Provided passage -

# When a woman uses "that" and "particularly" when dissing you



## Bob Barker (3 mo ago)

Why does she do that? Why not put a blank on it? 

Not. 

It must be intentional, right? She's done it twice now.


----------



## Tdbo (Sep 8, 2019)

If you desire input, more context appears necessary.


----------



## BeyondRepair007 (Nov 4, 2021)

Bob Barker said:


> Why does she do that? Why not put a blank on it?
> 
> Not.
> 
> It must be intentional, right? She's done it twice now.


Yea, what @Tdbo said. More info needed.


----------



## Ragnar Ragnasson (Mar 4, 2018)

It's Bob!!

What @Tdbo said.


----------



## Andy1001 (Jun 29, 2016)

These Swedes are hard work.


----------



## DudeInProgress (Jun 10, 2019)

Bob Barker said:


> Why does she do that? Why not put a blank on it?
> 
> Not.
> 
> It must be intentional, right? She's done it twice now.


What the hell are you talking about?


----------



## Loves Coffee (4 mo ago)

Bob Barker said:


> Why does she do that? Why not put a blank on it?
> 
> Not.
> 
> It must be intentional, right? She's done it twice now.


Yes


----------



## BigDaddyNY (May 19, 2021)

Bob Barker said:


> Why does she do that? Why not put a blank on it?
> 
> Not.
> 
> It must be intentional, right? She's done it twice now.


Definitely intentional. She just isn't the put a blank on it type of girl. She must that and particularly when dissing. I can really see her point too.


----------



## *Deidre* (Feb 7, 2016)

_That_ makes no sense,_ particularly_ when you say...._that._ 

Yep, I'm going to start using this.


----------



## RebuildingMe (Aug 18, 2019)

I hate when they put a blank on it!


----------



## BeyondRepair007 (Nov 4, 2021)

I suddenly love this thread 🤣


----------



## Bob Barker (3 mo ago)

Tdbo said:


> If you desire input, more context appears necessary.


First time around I suggested that we meet. "I am not that interested in that". Instead of not interested.. Okey..

Almost a year later we have a rather brief exchange and she writes: I am not particularly interested in talking to you.

So my question is why is she prefacing it with "that" and "particularly", instead of just a blank no? 

I'm not saying she's bluffing, but am I the only one who finds it a bit odd?


----------



## BeyondRepair007 (Nov 4, 2021)

Bob Barker said:


> First time around I suggested that we meet. "I am not that interested in that". Instead of not interested.. Okey..
> 
> Almost a year later we have a rather brief exchange and she writes: I am not particularly interested in talking to you.
> 
> ...


It’s not odd.
She’s not into you.
Move on.

Task set -
[a] Translate this sentence from the forum thread into Spanish: "If you desire input, more context appears necessary."
[b] Retype the part of the forum thread starting with "## BigDaddyNY (May" and going on through "her point too.".

Excerpts from a layout annotation set -
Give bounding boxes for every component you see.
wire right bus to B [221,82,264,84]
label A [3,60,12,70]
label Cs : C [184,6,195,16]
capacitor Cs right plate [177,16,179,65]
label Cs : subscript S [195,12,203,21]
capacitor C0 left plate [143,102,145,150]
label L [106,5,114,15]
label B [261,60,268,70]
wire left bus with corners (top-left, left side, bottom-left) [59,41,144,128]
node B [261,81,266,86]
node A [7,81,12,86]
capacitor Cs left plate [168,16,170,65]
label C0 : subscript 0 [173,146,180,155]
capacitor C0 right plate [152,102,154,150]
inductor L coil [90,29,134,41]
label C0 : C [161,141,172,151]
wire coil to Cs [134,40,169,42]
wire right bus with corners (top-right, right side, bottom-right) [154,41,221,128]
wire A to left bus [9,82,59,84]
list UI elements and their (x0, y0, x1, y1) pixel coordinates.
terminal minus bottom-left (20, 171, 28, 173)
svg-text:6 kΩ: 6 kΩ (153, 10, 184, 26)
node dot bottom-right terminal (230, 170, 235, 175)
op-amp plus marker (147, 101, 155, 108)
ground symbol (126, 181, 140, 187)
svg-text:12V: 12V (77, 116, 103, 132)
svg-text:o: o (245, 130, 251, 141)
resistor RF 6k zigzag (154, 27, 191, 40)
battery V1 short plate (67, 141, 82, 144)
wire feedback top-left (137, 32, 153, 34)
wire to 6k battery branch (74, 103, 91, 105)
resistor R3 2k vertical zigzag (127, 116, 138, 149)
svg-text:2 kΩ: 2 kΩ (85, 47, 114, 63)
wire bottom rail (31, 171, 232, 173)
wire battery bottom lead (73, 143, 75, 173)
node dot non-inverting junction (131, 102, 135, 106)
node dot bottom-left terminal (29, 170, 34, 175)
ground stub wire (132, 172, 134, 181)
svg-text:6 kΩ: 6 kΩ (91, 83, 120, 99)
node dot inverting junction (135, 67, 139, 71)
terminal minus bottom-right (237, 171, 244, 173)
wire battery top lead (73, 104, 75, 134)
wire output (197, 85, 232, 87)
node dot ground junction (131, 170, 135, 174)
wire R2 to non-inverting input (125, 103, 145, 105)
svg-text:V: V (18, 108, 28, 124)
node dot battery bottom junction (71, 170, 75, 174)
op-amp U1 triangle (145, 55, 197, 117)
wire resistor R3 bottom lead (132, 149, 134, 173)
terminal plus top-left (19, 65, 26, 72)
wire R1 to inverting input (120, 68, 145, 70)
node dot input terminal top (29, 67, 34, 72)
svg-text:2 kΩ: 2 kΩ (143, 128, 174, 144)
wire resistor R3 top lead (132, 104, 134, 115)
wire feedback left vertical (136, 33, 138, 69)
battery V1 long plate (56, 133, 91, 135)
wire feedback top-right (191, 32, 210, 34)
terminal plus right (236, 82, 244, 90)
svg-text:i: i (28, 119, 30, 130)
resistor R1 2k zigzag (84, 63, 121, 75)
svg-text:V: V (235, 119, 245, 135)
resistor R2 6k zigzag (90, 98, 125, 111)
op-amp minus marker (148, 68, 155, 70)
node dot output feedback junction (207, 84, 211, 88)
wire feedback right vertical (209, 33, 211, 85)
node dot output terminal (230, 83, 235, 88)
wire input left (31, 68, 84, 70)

Solutions by task -
[a] Si deseas opiniones, parece necesario más contexto.

[b]
## BigDaddyNY (May 19, 2021)

Bob Barker said:


> Why does she do that? Why not put a blank on it?
> 
> Not.
> 
> It must be intentional, right? She's done it twice now.


Definitely intentional. She just isn't the put a blank on it type of girl. She must that and particularly when dissing. I can really see her point too.